# RECORDS TO USE

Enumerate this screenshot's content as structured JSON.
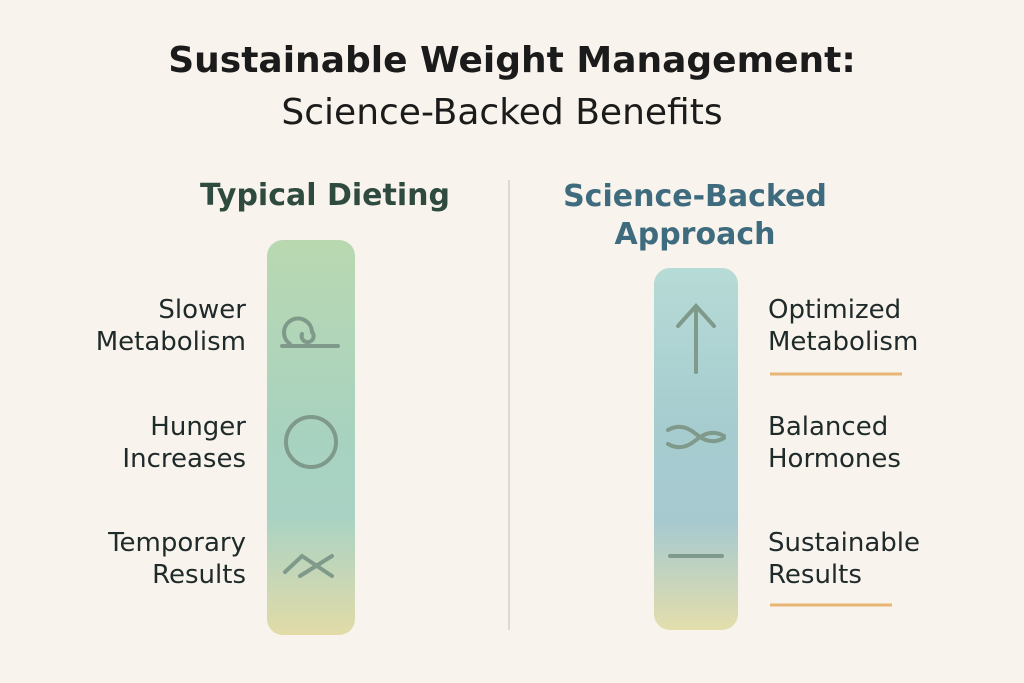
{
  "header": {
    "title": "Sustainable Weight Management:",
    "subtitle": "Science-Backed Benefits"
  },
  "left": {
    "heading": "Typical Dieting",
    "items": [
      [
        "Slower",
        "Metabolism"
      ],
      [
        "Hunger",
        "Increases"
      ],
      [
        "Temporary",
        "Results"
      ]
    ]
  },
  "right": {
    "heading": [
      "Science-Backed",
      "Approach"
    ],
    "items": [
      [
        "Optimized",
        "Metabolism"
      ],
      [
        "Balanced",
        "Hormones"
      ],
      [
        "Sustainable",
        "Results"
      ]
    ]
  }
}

# GIVEN INSTRUCTION
Pictures stay out; reproduce every line of the records exactly.

# TASK RESPONSE
Enumerate this screenshot's content as structured JSON.
{
  "header": {
    "title": "Sustainable Weight Management:",
    "subtitle": "Science-Backed Benefits"
  },
  "left": {
    "heading": "Typical Dieting",
    "items": [
      [
        "Slower",
        "Metabolism"
      ],
      [
        "Hunger",
        "Increases"
      ],
      [
        "Temporary",
        "Results"
      ]
    ]
  },
  "right": {
    "heading": [
      "Science-Backed",
      "Approach"
    ],
    "items": [
      [
        "Optimized",
        "Metabolism"
      ],
      [
        "Balanced",
        "Hormones"
      ],
      [
        "Sustainable",
        "Results"
      ]
    ]
  }
}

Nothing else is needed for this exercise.